■ Given request ■
Write each line out again exactly as written.

■ Stored data ■
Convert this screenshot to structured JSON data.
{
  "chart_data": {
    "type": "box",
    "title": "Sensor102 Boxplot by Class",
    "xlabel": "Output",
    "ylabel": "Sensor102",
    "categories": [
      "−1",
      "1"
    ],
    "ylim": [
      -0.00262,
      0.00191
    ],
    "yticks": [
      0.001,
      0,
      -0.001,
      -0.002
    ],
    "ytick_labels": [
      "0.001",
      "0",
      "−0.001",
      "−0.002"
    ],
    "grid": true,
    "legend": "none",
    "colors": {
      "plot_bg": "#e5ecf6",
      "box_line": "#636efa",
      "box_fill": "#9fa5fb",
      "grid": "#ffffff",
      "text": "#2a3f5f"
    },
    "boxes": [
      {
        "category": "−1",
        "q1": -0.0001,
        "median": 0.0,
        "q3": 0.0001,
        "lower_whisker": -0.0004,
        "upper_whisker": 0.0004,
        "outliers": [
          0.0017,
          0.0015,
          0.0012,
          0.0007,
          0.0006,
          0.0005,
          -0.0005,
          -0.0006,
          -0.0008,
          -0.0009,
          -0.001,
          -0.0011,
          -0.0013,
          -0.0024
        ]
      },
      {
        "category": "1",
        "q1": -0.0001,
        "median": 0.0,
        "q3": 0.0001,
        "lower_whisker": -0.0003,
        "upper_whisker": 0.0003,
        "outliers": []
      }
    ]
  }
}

■ Answer ■
Convert this screenshot to structured JSON data.
{
  "chart_data": {
    "type": "box",
    "title": "Sensor102 Boxplot by Class",
    "xlabel": "Output",
    "ylabel": "Sensor102",
    "categories": [
      "−1",
      "1"
    ],
    "ylim": [
      -0.00262,
      0.00191
    ],
    "yticks": [
      0.001,
      0,
      -0.001,
      -0.002
    ],
    "ytick_labels": [
      "0.001",
      "0",
      "−0.001",
      "−0.002"
    ],
    "grid": true,
    "legend": "none",
    "colors": {
      "plot_bg": "#e5ecf6",
      "box_line": "#636efa",
      "box_fill": "#9fa5fb",
      "grid": "#ffffff",
      "text": "#2a3f5f"
    },
    "boxes": [
      {
        "category": "−1",
        "q1": -0.0001,
        "median": 0.0,
        "q3": 0.0001,
        "lower_whisker": -0.0004,
        "upper_whisker": 0.0004,
        "outliers": [
          0.0017,
          0.0015,
          0.0012,
          0.0007,
          0.0006,
          0.0005,
          -0.0005,
          -0.0006,
          -0.0008,
          -0.0009,
          -0.001,
          -0.0011,
          -0.0013,
          -0.0024
        ]
      },
      {
        "category": "1",
        "q1": -0.0001,
        "median": 0.0,
        "q3": 0.0001,
        "lower_whisker": -0.0003,
        "upper_whisker": 0.0003,
        "outliers": []
      }
    ]
  }
}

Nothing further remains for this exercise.